WHAT THE TASK REQUIRES >> Tally the lines in the records underneath that contain the string "Pretty", and state the figure by itself.

DATASET ROWS >>
========================

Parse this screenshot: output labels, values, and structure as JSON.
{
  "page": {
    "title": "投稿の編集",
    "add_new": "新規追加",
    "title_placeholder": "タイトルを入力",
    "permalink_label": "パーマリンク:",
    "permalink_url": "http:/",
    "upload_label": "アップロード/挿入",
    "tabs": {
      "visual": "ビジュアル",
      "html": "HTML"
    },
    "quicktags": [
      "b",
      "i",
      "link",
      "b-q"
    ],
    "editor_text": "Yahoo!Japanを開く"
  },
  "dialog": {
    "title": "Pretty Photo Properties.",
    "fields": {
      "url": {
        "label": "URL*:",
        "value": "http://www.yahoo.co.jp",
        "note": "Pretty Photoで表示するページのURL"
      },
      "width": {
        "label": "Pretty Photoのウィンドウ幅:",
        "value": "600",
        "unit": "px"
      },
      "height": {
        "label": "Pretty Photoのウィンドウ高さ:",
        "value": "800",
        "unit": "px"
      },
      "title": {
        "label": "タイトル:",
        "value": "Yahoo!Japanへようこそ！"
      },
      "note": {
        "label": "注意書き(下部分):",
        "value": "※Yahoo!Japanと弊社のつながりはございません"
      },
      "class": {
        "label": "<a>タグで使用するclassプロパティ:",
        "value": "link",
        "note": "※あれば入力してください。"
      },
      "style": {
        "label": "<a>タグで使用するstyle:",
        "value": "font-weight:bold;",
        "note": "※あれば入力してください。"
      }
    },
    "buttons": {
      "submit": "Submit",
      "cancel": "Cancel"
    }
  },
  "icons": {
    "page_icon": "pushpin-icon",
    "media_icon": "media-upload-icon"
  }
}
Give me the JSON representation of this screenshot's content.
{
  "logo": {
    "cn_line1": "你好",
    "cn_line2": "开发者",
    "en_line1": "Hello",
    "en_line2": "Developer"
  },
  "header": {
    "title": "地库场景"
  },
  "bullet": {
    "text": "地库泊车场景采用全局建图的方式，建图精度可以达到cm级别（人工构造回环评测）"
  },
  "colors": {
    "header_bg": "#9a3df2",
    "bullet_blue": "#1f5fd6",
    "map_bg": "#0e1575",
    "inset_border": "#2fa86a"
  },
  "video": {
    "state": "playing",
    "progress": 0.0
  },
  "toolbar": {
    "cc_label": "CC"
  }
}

========================

TASK RESPONSE >> 4